Data records:
★ ★ ★ ★ ★

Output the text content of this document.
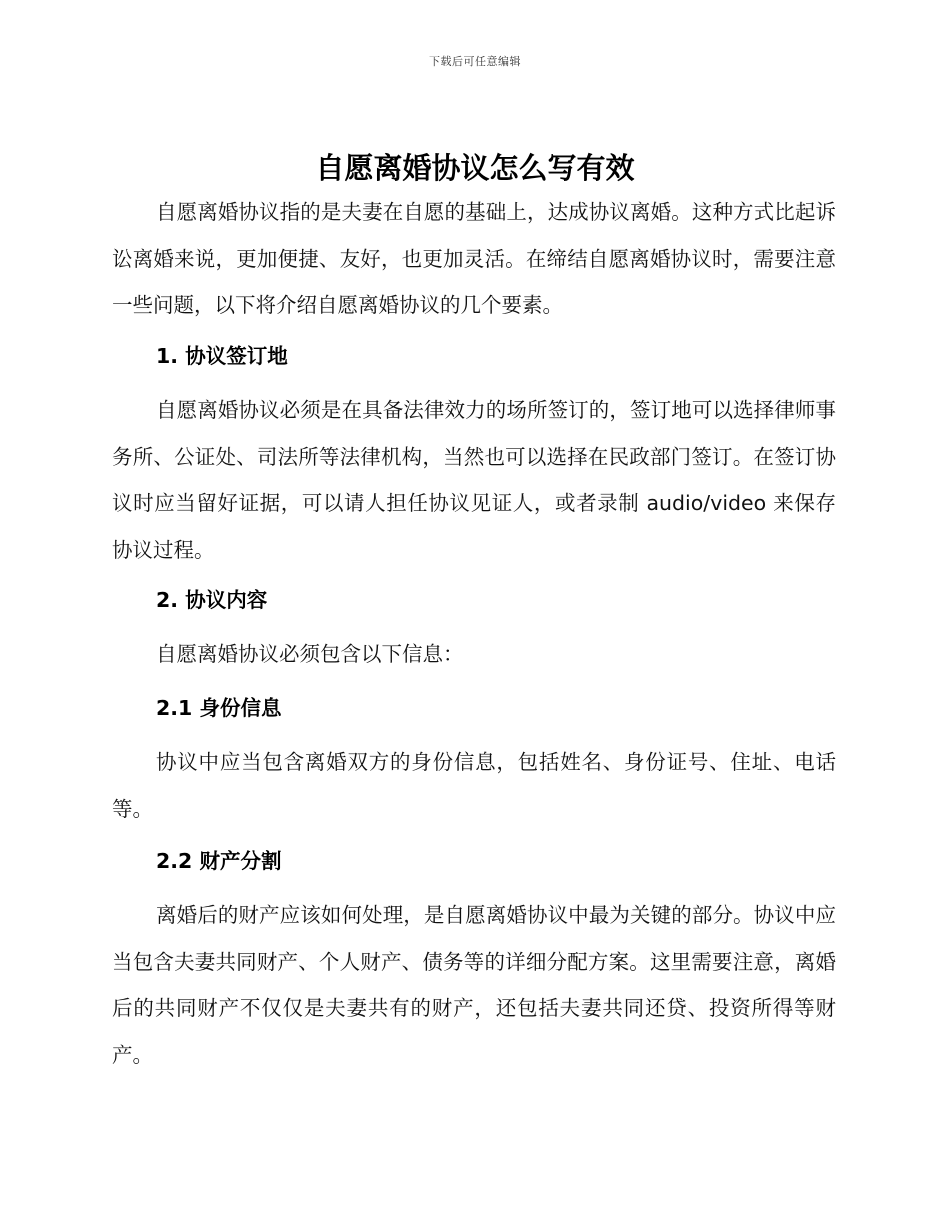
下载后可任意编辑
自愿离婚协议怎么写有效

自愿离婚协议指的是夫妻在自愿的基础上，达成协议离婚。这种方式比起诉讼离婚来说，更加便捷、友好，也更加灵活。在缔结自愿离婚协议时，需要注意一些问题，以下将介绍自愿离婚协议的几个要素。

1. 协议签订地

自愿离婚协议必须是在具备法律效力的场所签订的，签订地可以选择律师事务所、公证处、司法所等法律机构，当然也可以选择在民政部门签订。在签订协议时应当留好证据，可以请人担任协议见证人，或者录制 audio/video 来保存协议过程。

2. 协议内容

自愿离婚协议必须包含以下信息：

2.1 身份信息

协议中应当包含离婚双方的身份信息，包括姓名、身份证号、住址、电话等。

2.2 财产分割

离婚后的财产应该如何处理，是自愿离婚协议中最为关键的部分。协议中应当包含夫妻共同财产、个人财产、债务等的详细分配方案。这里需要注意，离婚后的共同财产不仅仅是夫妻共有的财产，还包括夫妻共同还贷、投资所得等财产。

★ ★ ★ ★ ★

Exercise =
The records above need to be restated word for word, with the pictures left out.

Solution for this task =
Output the text content of this document.
下载后可任意编辑
自愿离婚协议怎么写有效

自愿离婚协议指的是夫妻在自愿的基础上，达成协议离婚。这种方式比起诉讼离婚来说，更加便捷、友好，也更加灵活。在缔结自愿离婚协议时，需要注意一些问题，以下将介绍自愿离婚协议的几个要素。

1. 协议签订地

自愿离婚协议必须是在具备法律效力的场所签订的，签订地可以选择律师事务所、公证处、司法所等法律机构，当然也可以选择在民政部门签订。在签订协议时应当留好证据，可以请人担任协议见证人，或者录制 audio/video 来保存协议过程。

2. 协议内容

自愿离婚协议必须包含以下信息：

2.1 身份信息

协议中应当包含离婚双方的身份信息，包括姓名、身份证号、住址、电话等。

2.2 财产分割

离婚后的财产应该如何处理，是自愿离婚协议中最为关键的部分。协议中应当包含夫妻共同财产、个人财产、债务等的详细分配方案。这里需要注意，离婚后的共同财产不仅仅是夫妻共有的财产，还包括夫妻共同还贷、投资所得等财产。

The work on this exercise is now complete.